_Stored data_
◇ ◇ ◇ ◇

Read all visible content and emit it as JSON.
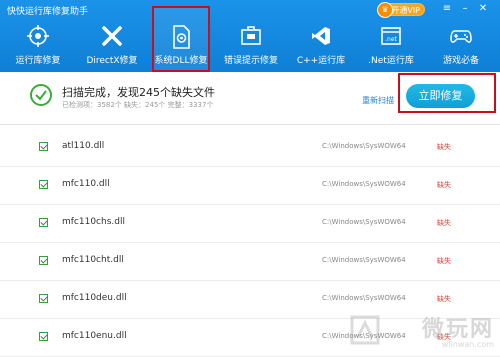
{
  "window": {
    "title": "快快运行库修复助手",
    "vip_label": "开通VIP",
    "vip_icon": "crown-icon"
  },
  "nav": {
    "items": [
      {
        "label": "运行库修复",
        "icon": "runtime-target-icon"
      },
      {
        "label": "DirectX修复",
        "icon": "directx-icon"
      },
      {
        "label": "系统DLL修复",
        "icon": "dll-file-icon",
        "active": true
      },
      {
        "label": "错误提示修复",
        "icon": "error-box-icon"
      },
      {
        "label": "C++运行库",
        "icon": "visual-studio-icon"
      },
      {
        "label": ".Net运行库",
        "icon": "dotnet-icon"
      },
      {
        "label": "游戏必备",
        "icon": "gamepad-icon"
      }
    ]
  },
  "status": {
    "title": "扫描完成，发现245个缺失文件",
    "stats": "已检测项：3582个   缺失：245个   完整：3337个",
    "rescan": "重新扫描",
    "fix_button": "立即修复"
  },
  "files": [
    {
      "name": "atl110.dll",
      "path": "C:\\Windows\\SysWOW64",
      "status": "缺失"
    },
    {
      "name": "mfc110.dll",
      "path": "C:\\Windows\\SysWOW64",
      "status": "缺失"
    },
    {
      "name": "mfc110chs.dll",
      "path": "C:\\Windows\\SysWOW64",
      "status": "缺失"
    },
    {
      "name": "mfc110cht.dll",
      "path": "C:\\Windows\\SysWOW64",
      "status": "缺失"
    },
    {
      "name": "mfc110deu.dll",
      "path": "C:\\Windows\\SysWOW64",
      "status": "缺失"
    },
    {
      "name": "mfc110enu.dll",
      "path": "C:\\Windows\\SysWOW64",
      "status": "缺失"
    }
  ],
  "watermark": {
    "big": "微玩网",
    "small": "wlinwan.com"
  },
  "colors": {
    "header": "#1a8ae3",
    "accent": "#1aa8e0",
    "missing": "#e03c28",
    "highlight": "#c8101c"
  }
}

◇ ◇ ◇ ◇

_Your task_
Make a copy of each line that contains the string "title".

_Solution to the problem_
    "title": "快快运行库修复助手",
    "title": "扫描完成，发现245个缺失文件",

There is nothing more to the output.